# Records shown:
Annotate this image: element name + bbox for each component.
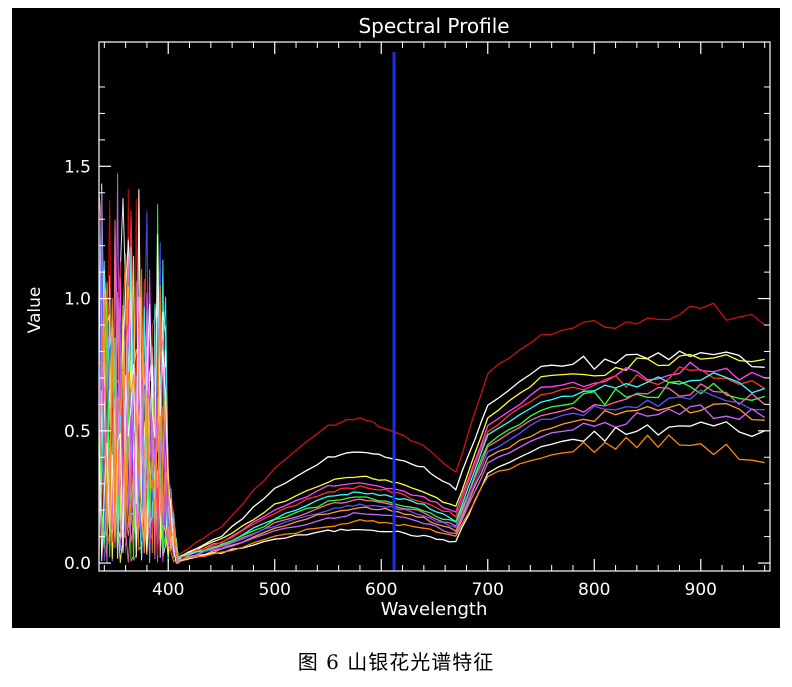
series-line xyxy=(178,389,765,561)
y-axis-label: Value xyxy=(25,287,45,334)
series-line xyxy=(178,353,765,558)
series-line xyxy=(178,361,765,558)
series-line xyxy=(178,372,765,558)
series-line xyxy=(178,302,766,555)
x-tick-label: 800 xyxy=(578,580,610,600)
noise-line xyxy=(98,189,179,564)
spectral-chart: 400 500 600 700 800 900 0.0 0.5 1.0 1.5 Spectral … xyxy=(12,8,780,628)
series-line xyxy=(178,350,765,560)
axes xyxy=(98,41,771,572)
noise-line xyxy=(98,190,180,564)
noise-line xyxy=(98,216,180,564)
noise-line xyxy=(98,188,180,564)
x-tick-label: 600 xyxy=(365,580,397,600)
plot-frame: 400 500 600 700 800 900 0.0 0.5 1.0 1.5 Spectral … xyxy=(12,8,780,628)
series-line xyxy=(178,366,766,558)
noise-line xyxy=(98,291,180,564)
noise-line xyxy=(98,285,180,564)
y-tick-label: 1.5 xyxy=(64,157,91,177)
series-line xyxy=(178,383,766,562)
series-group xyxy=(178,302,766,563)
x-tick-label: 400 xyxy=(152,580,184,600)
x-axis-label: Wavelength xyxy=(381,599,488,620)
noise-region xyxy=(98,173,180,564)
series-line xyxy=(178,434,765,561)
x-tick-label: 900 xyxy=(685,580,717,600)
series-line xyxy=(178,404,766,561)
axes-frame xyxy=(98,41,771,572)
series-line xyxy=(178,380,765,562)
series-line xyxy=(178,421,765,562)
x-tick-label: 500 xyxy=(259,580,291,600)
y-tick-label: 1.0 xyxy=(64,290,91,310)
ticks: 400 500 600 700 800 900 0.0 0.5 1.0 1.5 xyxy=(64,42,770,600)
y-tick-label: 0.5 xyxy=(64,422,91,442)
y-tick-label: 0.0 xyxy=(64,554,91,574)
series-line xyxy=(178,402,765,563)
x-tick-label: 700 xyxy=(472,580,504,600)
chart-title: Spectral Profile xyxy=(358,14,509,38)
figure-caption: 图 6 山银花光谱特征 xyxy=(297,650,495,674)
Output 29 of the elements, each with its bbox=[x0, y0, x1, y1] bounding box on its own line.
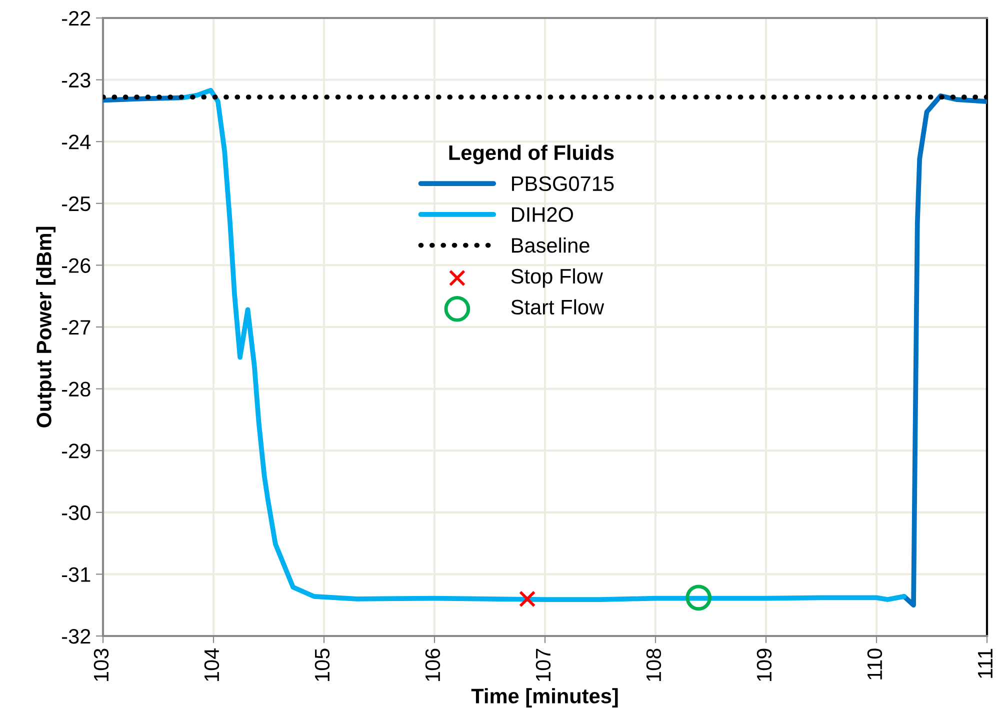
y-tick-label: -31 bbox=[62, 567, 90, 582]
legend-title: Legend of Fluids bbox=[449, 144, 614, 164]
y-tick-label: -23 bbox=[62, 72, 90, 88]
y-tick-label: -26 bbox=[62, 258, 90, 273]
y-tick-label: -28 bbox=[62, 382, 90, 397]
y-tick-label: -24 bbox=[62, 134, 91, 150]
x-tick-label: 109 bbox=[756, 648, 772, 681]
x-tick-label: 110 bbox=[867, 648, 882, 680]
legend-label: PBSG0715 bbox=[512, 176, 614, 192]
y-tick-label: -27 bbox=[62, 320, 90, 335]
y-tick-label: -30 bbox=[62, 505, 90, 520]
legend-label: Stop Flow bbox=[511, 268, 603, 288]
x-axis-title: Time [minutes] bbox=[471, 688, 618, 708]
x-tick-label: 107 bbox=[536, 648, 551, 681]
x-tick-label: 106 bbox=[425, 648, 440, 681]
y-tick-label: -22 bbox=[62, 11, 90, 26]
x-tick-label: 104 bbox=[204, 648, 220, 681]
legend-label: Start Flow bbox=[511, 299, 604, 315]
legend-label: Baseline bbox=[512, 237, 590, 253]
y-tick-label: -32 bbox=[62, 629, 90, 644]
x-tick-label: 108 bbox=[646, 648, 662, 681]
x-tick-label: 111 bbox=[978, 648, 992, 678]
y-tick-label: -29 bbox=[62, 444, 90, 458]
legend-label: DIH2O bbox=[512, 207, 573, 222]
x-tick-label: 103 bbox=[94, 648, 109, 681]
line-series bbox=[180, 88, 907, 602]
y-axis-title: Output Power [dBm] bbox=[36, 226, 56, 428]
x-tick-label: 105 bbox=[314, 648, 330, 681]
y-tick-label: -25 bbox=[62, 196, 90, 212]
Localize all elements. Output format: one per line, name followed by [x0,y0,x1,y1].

==

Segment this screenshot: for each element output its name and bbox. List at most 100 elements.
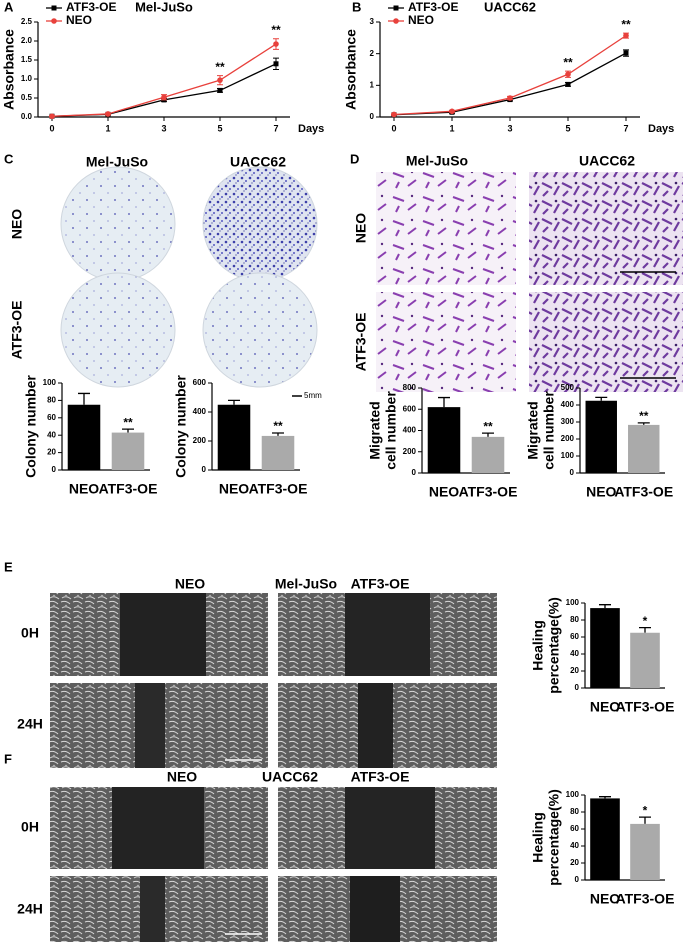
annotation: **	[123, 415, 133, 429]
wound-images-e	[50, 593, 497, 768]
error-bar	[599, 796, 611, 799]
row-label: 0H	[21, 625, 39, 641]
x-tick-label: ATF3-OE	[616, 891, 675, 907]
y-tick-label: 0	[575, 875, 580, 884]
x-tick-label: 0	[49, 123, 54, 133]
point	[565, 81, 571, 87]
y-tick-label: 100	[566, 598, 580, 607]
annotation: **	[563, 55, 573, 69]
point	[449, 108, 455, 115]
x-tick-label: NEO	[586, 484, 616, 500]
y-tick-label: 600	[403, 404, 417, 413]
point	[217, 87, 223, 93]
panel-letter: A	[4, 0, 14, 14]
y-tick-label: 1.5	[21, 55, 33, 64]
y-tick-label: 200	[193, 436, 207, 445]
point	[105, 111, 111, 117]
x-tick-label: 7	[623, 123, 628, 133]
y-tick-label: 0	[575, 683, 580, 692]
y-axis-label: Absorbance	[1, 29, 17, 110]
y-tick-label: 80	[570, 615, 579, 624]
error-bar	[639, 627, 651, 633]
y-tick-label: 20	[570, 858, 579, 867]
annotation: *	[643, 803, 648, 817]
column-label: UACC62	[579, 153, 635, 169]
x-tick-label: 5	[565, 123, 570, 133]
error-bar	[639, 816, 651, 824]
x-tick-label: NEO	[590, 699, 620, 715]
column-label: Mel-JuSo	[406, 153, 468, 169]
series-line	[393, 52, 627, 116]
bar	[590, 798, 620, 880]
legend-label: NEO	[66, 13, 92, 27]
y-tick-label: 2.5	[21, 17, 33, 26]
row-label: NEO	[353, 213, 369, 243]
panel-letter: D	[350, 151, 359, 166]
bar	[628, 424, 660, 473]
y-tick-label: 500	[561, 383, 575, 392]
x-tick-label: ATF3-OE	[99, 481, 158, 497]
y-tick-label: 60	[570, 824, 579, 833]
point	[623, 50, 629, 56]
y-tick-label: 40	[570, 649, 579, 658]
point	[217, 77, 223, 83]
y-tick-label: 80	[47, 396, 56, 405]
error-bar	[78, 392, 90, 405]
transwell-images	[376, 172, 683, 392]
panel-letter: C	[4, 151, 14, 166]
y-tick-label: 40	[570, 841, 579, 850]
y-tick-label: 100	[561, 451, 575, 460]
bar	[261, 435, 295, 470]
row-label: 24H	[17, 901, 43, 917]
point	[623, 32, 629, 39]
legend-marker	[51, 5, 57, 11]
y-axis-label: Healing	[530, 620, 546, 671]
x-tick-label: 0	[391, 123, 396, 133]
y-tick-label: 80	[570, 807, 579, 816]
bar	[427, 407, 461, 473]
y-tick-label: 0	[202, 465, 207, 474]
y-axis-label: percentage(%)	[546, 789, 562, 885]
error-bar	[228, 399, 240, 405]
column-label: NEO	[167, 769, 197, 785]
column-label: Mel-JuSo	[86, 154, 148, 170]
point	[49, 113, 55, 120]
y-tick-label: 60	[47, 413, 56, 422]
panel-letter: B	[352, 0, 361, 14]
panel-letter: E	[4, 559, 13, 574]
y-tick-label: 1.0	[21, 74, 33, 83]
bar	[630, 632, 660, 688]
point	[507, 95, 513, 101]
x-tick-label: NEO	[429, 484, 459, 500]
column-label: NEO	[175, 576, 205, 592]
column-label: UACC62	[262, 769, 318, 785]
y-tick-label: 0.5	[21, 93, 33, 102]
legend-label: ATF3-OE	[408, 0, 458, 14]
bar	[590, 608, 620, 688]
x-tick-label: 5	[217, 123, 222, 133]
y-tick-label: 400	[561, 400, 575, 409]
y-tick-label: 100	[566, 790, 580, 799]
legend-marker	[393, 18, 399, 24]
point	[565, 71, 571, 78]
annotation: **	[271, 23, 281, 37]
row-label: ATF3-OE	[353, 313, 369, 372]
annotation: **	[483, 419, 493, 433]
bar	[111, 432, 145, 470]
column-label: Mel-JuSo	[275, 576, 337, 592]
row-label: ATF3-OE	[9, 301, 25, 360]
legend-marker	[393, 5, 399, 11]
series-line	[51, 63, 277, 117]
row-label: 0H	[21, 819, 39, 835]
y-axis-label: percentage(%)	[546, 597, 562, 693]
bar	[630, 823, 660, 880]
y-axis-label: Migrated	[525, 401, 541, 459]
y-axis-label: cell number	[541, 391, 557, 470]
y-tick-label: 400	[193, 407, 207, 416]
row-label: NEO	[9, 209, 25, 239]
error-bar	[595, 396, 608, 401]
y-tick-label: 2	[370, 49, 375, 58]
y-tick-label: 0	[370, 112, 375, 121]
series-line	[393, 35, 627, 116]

# Given exercise:
Can you return only the material between the lines holding "y-tick-label: -31 bbox=[62, 567, 90, 582]" and "x-tick-label: 108 bbox=[646, 648, 662, 681]", inclusive, with "legend-label" swapped for "legend-entry" and nothing else changed?

# Response to the exercise:
y-tick-label: -31 bbox=[62, 567, 90, 582]
legend-title: Legend of Fluids bbox=[449, 144, 614, 164]
y-tick-label: -23 bbox=[62, 72, 90, 88]
y-tick-label: -26 bbox=[62, 258, 90, 273]
y-tick-label: -28 bbox=[62, 382, 90, 397]
y-tick-label: -24 bbox=[62, 134, 91, 150]
x-tick-label: 109 bbox=[756, 648, 772, 681]
x-tick-label: 110 bbox=[867, 648, 882, 680]
legend-entry: PBSG0715 bbox=[512, 176, 614, 192]
y-tick-label: -27 bbox=[62, 320, 90, 335]
y-tick-label: -30 bbox=[62, 505, 90, 520]
legend-entry: Stop Flow bbox=[511, 268, 603, 288]
x-axis-title: Time [minutes] bbox=[471, 688, 618, 708]
x-tick-label: 107 bbox=[536, 648, 551, 681]
x-tick-label: 106 bbox=[425, 648, 440, 681]
y-tick-label: -22 bbox=[62, 11, 90, 26]
x-tick-label: 104 bbox=[204, 648, 220, 681]
legend-entry: Start Flow bbox=[511, 299, 604, 315]
legend-entry: Baseline bbox=[512, 237, 590, 253]
y-tick-label: -32 bbox=[62, 629, 90, 644]
x-tick-label: 108 bbox=[646, 648, 662, 681]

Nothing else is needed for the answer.